* [Prompt]
Find the word "ВУЛИЦЯ" in the data. Return every line where it appears.

* [Data excerpts]
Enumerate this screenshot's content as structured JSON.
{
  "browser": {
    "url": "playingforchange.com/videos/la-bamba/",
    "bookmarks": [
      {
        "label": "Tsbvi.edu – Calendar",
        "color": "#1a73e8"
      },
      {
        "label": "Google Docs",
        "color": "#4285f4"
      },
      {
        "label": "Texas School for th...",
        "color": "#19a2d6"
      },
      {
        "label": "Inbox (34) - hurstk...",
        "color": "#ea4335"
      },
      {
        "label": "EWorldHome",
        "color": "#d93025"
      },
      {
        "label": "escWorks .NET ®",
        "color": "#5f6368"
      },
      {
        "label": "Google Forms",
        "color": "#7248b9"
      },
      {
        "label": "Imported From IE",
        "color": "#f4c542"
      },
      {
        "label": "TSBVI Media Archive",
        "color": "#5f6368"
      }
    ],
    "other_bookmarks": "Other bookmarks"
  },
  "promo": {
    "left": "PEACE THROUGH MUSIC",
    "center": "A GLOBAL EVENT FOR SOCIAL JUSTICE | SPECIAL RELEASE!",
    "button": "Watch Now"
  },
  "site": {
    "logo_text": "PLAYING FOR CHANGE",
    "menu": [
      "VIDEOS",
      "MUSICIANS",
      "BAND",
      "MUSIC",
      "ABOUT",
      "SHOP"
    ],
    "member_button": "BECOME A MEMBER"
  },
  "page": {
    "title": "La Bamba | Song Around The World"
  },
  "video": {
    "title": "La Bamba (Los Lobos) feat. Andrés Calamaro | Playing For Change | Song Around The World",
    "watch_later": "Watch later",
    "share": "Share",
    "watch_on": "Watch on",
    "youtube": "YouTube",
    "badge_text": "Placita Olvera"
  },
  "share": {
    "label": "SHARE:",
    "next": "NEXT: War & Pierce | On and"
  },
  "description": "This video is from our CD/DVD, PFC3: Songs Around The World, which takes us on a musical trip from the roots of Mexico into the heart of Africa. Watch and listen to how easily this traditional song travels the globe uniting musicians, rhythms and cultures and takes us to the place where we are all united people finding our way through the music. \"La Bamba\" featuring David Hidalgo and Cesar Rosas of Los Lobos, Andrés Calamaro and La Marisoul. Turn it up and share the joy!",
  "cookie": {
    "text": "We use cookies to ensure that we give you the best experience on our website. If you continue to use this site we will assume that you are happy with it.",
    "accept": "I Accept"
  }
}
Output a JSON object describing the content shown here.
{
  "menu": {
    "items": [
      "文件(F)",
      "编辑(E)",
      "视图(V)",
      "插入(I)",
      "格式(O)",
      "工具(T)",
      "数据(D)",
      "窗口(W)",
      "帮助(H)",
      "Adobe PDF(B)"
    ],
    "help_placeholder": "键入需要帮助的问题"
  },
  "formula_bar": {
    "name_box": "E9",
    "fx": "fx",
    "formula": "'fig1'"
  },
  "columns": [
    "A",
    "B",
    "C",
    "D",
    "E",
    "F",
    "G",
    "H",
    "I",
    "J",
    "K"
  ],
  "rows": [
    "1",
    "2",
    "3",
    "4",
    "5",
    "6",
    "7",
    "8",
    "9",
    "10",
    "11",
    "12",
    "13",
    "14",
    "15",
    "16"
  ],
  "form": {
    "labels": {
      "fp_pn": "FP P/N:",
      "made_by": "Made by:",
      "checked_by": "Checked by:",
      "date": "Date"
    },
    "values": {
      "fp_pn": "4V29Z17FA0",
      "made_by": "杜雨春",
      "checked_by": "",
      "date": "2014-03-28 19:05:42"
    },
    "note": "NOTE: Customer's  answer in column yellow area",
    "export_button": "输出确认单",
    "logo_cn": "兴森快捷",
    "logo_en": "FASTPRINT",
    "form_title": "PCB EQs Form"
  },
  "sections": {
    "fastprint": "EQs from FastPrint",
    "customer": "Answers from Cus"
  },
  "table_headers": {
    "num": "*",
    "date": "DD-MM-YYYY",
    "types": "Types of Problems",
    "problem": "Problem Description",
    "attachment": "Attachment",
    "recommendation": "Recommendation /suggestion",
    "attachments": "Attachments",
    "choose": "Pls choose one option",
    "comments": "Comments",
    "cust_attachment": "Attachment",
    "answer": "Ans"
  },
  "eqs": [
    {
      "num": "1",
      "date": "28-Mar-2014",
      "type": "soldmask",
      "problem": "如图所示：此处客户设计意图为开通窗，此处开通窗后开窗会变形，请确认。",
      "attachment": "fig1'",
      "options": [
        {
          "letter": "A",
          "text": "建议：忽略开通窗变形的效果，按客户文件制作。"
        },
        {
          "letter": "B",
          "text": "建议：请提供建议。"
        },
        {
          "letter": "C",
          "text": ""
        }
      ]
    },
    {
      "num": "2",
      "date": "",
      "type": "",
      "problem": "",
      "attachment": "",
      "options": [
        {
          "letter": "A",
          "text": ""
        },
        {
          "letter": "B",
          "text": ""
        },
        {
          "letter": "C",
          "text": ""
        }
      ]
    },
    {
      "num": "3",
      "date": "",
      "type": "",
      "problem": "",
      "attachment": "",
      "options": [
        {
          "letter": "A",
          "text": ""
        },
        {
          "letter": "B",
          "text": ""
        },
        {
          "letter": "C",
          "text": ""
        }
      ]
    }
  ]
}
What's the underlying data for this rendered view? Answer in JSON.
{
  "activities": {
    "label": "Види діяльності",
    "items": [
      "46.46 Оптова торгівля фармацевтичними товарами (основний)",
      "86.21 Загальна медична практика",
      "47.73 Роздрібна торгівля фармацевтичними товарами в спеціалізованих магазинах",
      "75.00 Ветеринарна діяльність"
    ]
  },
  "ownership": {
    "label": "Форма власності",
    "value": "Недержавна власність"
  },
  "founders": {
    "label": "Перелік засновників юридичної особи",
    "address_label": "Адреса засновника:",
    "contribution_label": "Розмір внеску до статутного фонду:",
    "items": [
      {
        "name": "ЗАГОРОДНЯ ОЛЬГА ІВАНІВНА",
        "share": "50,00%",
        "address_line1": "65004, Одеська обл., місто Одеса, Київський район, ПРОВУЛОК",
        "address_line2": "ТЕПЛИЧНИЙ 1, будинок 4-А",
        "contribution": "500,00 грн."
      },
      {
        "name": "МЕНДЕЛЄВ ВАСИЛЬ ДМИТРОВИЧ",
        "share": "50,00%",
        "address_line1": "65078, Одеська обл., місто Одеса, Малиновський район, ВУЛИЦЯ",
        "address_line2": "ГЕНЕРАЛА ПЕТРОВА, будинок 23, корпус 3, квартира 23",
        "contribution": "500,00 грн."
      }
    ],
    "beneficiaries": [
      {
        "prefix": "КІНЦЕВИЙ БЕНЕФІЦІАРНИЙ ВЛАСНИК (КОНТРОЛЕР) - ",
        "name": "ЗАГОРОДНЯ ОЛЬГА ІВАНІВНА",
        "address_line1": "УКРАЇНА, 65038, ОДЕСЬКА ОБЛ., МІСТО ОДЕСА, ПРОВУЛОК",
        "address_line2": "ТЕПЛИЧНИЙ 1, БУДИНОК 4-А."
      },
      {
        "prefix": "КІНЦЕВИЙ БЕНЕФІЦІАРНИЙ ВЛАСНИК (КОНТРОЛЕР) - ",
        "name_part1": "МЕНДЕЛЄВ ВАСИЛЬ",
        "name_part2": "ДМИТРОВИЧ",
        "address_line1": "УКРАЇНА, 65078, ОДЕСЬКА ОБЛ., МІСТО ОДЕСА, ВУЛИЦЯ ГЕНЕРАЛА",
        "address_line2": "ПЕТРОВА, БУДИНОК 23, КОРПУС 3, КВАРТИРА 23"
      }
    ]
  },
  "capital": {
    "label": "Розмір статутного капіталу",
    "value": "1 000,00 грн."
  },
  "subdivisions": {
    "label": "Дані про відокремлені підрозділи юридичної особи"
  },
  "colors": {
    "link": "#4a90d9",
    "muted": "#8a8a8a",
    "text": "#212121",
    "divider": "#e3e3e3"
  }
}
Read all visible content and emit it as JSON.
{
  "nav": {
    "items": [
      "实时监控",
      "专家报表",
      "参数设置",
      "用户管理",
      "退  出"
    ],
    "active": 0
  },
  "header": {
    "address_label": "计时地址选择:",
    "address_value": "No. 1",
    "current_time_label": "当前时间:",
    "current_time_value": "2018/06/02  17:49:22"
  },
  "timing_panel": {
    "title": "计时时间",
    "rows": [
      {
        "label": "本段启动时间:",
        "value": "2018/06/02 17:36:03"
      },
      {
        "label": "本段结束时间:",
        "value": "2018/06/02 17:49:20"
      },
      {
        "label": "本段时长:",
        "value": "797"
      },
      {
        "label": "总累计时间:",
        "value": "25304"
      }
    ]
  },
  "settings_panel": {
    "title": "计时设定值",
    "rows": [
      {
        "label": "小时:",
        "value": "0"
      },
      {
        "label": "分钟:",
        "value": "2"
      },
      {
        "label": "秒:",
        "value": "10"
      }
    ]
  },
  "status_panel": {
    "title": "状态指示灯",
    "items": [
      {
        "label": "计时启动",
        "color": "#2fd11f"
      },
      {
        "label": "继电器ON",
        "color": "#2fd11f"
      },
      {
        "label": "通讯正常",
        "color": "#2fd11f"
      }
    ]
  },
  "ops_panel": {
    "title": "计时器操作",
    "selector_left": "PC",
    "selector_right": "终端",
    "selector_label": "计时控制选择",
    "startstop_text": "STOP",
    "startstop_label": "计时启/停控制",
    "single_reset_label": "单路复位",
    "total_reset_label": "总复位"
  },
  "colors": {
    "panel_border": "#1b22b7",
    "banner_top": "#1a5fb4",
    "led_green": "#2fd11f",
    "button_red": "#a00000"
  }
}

* [Exercise solution]
        "address_line1": "65078, Одеська обл., місто Одеса, Малиновський район, ВУЛИЦЯ",
        "address_line1": "УКРАЇНА, 65078, ОДЕСЬКА ОБЛ., МІСТО ОДЕСА, ВУЛИЦЯ ГЕНЕРАЛА",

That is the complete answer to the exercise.